_WHAT TO DO_. In this exercise, return the whole listing exactly, excluding any images.

== MATERIALS PROVIDED

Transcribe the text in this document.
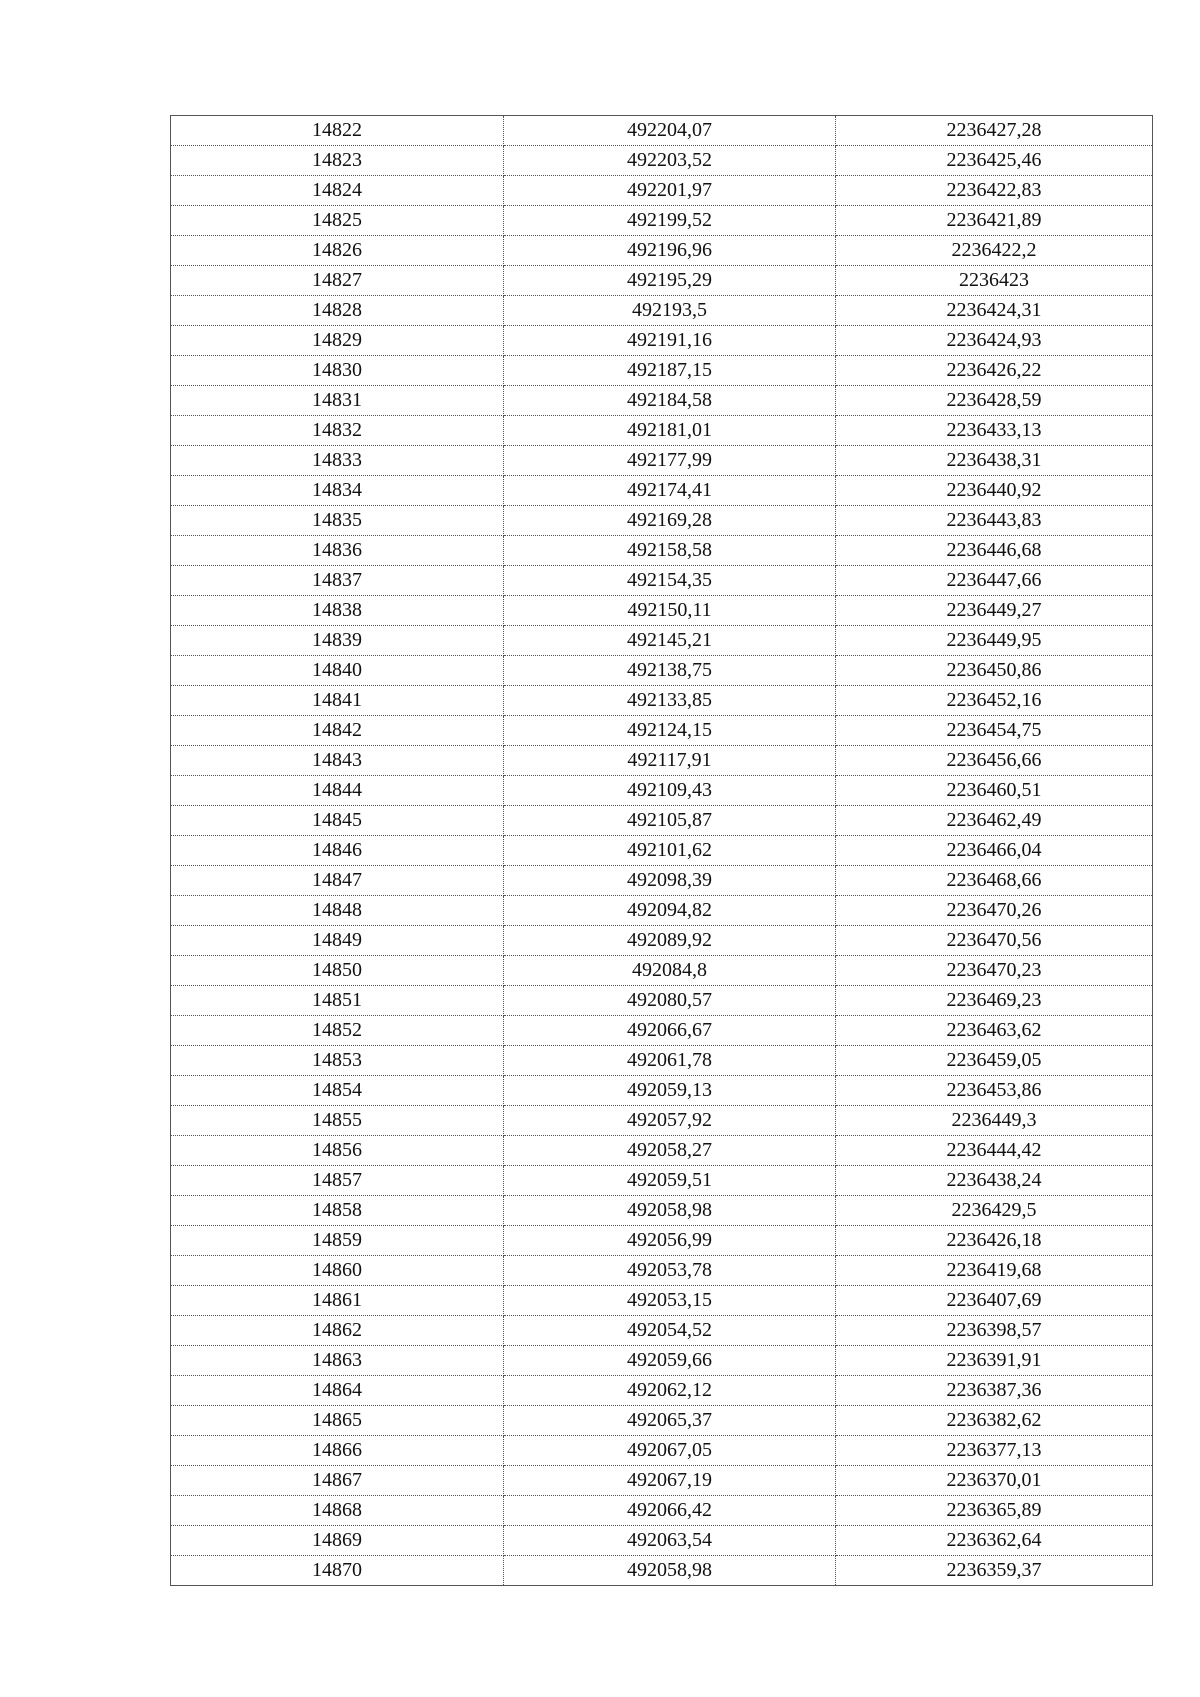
14822	492204,07	2236427,28
14823	492203,52	2236425,46
14824	492201,97	2236422,83
14825	492199,52	2236421,89
14826	492196,96	2236422,2
14827	492195,29	2236423
14828	492193,5	2236424,31
14829	492191,16	2236424,93
14830	492187,15	2236426,22
14831	492184,58	2236428,59
14832	492181,01	2236433,13
14833	492177,99	2236438,31
14834	492174,41	2236440,92
14835	492169,28	2236443,83
14836	492158,58	2236446,68
14837	492154,35	2236447,66
14838	492150,11	2236449,27
14839	492145,21	2236449,95
14840	492138,75	2236450,86
14841	492133,85	2236452,16
14842	492124,15	2236454,75
14843	492117,91	2236456,66
14844	492109,43	2236460,51
14845	492105,87	2236462,49
14846	492101,62	2236466,04
14847	492098,39	2236468,66
14848	492094,82	2236470,26
14849	492089,92	2236470,56
14850	492084,8	2236470,23
14851	492080,57	2236469,23
14852	492066,67	2236463,62
14853	492061,78	2236459,05
14854	492059,13	2236453,86
14855	492057,92	2236449,3
14856	492058,27	2236444,42
14857	492059,51	2236438,24
14858	492058,98	2236429,5
14859	492056,99	2236426,18
14860	492053,78	2236419,68
14861	492053,15	2236407,69
14862	492054,52	2236398,57
14863	492059,66	2236391,91
14864	492062,12	2236387,36
14865	492065,37	2236382,62
14866	492067,05	2236377,13
14867	492067,19	2236370,01
14868	492066,42	2236365,89
14869	492063,54	2236362,64
14870	492058,98	2236359,37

====

_EXPECTED ANSWER_.
Transcribe the text in this document.
14822	492204,07	2236427,28
14823	492203,52	2236425,46
14824	492201,97	2236422,83
14825	492199,52	2236421,89
14826	492196,96	2236422,2
14827	492195,29	2236423
14828	492193,5	2236424,31
14829	492191,16	2236424,93
14830	492187,15	2236426,22
14831	492184,58	2236428,59
14832	492181,01	2236433,13
14833	492177,99	2236438,31
14834	492174,41	2236440,92
14835	492169,28	2236443,83
14836	492158,58	2236446,68
14837	492154,35	2236447,66
14838	492150,11	2236449,27
14839	492145,21	2236449,95
14840	492138,75	2236450,86
14841	492133,85	2236452,16
14842	492124,15	2236454,75
14843	492117,91	2236456,66
14844	492109,43	2236460,51
14845	492105,87	2236462,49
14846	492101,62	2236466,04
14847	492098,39	2236468,66
14848	492094,82	2236470,26
14849	492089,92	2236470,56
14850	492084,8	2236470,23
14851	492080,57	2236469,23
14852	492066,67	2236463,62
14853	492061,78	2236459,05
14854	492059,13	2236453,86
14855	492057,92	2236449,3
14856	492058,27	2236444,42
14857	492059,51	2236438,24
14858	492058,98	2236429,5
14859	492056,99	2236426,18
14860	492053,78	2236419,68
14861	492053,15	2236407,69
14862	492054,52	2236398,57
14863	492059,66	2236391,91
14864	492062,12	2236387,36
14865	492065,37	2236382,62
14866	492067,05	2236377,13
14867	492067,19	2236370,01
14868	492066,42	2236365,89
14869	492063,54	2236362,64
14870	492058,98	2236359,37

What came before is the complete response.